# The data:
______

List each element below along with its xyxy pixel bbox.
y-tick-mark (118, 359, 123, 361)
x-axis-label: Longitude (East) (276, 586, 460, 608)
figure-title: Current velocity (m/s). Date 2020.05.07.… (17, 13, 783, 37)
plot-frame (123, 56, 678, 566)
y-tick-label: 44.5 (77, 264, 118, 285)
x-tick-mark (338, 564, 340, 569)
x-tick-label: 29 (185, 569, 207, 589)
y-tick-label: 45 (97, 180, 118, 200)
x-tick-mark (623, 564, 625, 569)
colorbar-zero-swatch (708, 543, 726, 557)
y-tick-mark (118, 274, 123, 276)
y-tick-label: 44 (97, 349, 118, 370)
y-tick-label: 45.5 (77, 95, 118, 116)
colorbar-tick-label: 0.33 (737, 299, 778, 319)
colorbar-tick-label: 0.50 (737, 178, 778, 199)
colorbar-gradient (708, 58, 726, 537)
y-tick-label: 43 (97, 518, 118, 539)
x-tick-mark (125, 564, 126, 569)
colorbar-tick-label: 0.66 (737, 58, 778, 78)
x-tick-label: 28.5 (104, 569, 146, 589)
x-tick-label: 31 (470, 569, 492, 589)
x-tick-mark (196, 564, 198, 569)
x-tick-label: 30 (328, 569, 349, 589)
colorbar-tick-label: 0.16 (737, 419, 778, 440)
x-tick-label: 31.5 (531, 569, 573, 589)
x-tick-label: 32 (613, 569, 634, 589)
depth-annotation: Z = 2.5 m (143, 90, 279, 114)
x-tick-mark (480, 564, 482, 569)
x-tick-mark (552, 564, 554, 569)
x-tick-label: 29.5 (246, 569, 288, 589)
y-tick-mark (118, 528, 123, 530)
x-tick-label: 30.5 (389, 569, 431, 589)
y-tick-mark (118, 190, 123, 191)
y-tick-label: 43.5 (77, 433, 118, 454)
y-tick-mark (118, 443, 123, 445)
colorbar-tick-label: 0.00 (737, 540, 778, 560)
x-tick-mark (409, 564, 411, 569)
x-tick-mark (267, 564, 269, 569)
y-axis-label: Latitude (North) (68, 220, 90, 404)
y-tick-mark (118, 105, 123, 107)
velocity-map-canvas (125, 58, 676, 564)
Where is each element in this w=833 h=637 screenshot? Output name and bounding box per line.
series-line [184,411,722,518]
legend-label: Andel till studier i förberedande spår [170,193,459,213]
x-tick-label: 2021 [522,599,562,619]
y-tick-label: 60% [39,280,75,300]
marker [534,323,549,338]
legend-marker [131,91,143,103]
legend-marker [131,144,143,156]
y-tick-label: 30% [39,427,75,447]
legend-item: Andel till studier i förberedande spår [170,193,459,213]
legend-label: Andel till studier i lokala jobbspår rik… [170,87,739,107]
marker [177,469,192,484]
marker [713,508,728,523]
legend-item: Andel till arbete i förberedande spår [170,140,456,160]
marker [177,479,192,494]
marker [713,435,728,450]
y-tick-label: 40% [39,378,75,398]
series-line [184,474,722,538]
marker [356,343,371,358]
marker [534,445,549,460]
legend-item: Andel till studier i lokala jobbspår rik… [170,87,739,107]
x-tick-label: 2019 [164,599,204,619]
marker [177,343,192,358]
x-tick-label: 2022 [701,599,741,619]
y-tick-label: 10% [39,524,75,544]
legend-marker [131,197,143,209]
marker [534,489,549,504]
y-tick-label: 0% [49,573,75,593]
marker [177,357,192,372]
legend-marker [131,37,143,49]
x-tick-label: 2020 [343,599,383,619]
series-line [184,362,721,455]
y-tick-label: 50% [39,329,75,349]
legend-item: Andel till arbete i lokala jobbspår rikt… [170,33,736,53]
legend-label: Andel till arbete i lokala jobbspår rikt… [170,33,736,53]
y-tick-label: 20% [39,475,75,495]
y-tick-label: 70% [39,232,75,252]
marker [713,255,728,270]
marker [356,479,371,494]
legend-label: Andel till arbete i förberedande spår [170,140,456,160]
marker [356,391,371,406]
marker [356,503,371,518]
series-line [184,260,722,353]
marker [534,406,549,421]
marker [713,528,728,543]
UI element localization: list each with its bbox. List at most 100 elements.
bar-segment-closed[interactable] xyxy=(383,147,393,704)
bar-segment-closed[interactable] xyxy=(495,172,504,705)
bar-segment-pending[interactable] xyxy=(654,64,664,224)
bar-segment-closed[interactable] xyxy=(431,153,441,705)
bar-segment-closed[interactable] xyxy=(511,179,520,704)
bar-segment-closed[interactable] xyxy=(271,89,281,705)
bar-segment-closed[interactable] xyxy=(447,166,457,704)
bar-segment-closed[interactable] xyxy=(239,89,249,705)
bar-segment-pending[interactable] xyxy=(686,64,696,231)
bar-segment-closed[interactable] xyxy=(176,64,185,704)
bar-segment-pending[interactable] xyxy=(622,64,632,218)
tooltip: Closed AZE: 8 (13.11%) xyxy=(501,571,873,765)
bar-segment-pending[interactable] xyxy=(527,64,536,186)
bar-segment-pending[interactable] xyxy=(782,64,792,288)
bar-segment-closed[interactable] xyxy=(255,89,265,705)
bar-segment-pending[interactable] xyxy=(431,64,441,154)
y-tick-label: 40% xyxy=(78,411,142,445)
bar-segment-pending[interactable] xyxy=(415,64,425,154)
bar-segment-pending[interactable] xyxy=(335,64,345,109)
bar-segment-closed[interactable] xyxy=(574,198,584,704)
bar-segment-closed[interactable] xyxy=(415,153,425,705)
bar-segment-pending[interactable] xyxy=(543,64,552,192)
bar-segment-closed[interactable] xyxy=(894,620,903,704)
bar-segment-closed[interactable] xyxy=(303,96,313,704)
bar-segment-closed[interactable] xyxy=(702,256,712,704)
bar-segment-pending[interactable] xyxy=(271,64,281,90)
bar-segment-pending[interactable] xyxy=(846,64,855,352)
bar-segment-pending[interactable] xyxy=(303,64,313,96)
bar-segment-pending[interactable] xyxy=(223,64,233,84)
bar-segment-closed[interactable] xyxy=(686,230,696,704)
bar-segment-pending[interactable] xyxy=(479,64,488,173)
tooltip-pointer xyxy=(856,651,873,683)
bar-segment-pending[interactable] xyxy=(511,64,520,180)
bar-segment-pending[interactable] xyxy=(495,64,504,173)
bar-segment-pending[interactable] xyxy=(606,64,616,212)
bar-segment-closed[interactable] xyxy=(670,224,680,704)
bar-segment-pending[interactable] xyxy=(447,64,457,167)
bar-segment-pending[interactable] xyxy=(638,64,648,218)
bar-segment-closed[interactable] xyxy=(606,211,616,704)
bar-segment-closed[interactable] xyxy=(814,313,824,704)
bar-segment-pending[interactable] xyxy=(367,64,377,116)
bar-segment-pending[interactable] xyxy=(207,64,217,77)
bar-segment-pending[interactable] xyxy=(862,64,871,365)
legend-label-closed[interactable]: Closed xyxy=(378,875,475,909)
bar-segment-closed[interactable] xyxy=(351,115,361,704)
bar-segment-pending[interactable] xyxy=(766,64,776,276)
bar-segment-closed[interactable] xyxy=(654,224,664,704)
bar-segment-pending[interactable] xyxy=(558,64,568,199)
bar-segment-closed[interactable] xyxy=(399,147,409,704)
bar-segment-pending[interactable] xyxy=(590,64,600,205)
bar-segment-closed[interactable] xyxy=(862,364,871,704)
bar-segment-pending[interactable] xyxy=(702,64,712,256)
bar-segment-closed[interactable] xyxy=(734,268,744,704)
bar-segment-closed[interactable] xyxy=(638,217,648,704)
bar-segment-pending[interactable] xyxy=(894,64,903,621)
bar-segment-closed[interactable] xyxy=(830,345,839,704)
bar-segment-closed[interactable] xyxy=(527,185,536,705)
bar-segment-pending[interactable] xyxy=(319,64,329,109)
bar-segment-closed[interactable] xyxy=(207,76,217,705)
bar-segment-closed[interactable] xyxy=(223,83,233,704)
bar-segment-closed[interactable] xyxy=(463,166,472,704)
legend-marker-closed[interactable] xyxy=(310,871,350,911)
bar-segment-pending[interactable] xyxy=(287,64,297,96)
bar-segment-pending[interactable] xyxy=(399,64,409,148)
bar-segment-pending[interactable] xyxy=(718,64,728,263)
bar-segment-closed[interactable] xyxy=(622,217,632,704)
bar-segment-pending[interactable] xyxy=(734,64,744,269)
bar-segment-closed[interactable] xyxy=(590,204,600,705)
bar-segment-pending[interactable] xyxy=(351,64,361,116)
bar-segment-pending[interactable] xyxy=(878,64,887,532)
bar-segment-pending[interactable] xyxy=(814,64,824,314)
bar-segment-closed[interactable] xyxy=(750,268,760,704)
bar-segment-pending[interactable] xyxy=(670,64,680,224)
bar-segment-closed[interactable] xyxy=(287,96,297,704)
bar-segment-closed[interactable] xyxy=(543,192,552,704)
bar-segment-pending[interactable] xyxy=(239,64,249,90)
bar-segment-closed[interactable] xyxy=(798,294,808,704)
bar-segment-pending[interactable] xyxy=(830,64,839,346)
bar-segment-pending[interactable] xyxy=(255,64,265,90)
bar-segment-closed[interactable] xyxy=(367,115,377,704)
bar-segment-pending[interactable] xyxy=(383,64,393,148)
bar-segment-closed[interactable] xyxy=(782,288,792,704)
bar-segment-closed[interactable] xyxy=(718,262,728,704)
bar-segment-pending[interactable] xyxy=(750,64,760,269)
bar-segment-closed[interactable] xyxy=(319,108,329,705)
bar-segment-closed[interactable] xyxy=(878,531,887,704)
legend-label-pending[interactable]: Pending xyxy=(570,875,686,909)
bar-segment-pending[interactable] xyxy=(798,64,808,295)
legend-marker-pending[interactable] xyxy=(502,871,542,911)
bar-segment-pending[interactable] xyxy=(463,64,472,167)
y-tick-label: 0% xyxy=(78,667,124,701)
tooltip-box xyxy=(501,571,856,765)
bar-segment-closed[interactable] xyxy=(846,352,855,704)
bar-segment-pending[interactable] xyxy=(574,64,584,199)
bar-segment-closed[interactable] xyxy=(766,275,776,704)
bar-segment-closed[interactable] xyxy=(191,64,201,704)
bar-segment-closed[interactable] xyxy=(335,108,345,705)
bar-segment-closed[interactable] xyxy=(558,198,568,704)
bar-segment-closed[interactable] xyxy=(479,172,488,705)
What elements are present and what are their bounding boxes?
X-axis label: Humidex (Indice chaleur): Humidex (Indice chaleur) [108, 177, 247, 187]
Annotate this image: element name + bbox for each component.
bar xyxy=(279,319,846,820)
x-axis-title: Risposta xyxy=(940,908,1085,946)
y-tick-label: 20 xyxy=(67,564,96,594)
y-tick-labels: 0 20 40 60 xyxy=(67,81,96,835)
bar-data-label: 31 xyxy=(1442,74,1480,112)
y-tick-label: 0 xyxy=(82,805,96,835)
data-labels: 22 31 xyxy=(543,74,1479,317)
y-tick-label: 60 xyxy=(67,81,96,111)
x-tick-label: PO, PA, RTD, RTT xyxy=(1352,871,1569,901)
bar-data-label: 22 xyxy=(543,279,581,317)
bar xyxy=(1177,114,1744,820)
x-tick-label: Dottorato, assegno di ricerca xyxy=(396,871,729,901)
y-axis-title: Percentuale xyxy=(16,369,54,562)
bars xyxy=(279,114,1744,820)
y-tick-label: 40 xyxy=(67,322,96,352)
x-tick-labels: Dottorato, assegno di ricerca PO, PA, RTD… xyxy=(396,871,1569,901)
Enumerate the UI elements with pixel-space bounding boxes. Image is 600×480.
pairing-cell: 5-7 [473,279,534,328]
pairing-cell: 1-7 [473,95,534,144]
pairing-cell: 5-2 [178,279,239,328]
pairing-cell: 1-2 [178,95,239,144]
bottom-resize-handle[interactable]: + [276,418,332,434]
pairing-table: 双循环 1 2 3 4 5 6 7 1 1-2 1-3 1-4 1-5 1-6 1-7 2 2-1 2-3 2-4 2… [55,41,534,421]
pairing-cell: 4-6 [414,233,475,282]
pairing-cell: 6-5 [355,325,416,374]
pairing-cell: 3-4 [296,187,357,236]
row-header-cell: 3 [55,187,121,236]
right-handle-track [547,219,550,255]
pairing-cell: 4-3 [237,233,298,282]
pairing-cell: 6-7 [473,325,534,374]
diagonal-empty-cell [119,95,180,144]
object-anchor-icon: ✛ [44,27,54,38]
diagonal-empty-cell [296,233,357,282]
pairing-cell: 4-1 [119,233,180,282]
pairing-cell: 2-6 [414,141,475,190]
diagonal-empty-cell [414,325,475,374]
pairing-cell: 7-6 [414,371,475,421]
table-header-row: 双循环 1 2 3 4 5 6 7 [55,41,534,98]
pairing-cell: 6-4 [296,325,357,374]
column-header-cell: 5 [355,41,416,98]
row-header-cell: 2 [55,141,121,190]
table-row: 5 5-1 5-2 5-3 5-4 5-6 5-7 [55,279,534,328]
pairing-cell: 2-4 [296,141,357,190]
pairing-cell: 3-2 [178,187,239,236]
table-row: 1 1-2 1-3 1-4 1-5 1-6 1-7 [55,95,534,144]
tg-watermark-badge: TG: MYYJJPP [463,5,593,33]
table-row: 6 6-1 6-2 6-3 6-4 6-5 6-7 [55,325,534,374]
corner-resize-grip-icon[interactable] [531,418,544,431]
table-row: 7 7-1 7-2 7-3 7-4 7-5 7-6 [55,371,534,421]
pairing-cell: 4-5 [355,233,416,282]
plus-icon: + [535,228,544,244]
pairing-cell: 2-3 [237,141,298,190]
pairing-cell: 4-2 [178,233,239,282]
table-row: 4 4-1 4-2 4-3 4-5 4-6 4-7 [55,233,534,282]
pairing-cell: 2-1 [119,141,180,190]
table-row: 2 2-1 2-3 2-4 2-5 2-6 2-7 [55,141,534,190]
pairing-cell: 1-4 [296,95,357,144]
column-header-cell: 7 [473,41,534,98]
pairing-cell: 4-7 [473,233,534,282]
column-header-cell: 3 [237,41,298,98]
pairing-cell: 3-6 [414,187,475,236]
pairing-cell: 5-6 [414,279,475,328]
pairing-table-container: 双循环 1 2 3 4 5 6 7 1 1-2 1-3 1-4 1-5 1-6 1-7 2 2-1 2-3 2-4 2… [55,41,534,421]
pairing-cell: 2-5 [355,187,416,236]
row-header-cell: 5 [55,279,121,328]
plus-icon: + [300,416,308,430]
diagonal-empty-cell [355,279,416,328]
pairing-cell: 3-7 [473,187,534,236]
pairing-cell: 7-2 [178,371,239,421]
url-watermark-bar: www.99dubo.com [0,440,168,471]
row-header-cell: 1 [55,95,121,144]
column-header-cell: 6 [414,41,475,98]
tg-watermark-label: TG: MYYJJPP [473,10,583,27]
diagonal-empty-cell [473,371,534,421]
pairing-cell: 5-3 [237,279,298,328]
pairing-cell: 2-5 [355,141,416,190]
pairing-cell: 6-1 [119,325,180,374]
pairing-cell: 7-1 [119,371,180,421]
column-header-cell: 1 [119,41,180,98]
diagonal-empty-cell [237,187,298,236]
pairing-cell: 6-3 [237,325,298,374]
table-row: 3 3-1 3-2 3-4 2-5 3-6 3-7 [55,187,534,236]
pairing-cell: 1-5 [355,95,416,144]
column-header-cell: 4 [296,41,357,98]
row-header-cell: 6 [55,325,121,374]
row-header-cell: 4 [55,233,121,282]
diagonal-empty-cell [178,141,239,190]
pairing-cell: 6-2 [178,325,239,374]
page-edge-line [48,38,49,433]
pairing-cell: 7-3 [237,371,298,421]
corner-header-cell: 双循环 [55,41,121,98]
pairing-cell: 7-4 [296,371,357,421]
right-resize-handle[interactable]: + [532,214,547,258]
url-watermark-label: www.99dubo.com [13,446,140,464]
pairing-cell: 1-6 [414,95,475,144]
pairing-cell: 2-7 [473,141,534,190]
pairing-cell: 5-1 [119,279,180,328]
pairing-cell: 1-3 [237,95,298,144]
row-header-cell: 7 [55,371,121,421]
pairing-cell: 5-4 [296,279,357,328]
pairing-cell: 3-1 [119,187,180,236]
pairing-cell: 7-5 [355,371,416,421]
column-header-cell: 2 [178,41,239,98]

______

# What you need to do:
Copy out the stretch of items from the start through the line containing "x-tick-mark (623, 564, 625, 569)", keeping every line exactly as it appears.

# Solution below:
List each element below along with its xyxy pixel bbox.
y-tick-mark (118, 359, 123, 361)
x-axis-label: Longitude (East) (276, 586, 460, 608)
figure-title: Current velocity (m/s). Date 2020.05.07.… (17, 13, 783, 37)
plot-frame (123, 56, 678, 566)
y-tick-label: 44.5 (77, 264, 118, 285)
x-tick-mark (338, 564, 340, 569)
x-tick-label: 29 (185, 569, 207, 589)
y-tick-label: 45 (97, 180, 118, 200)
x-tick-mark (623, 564, 625, 569)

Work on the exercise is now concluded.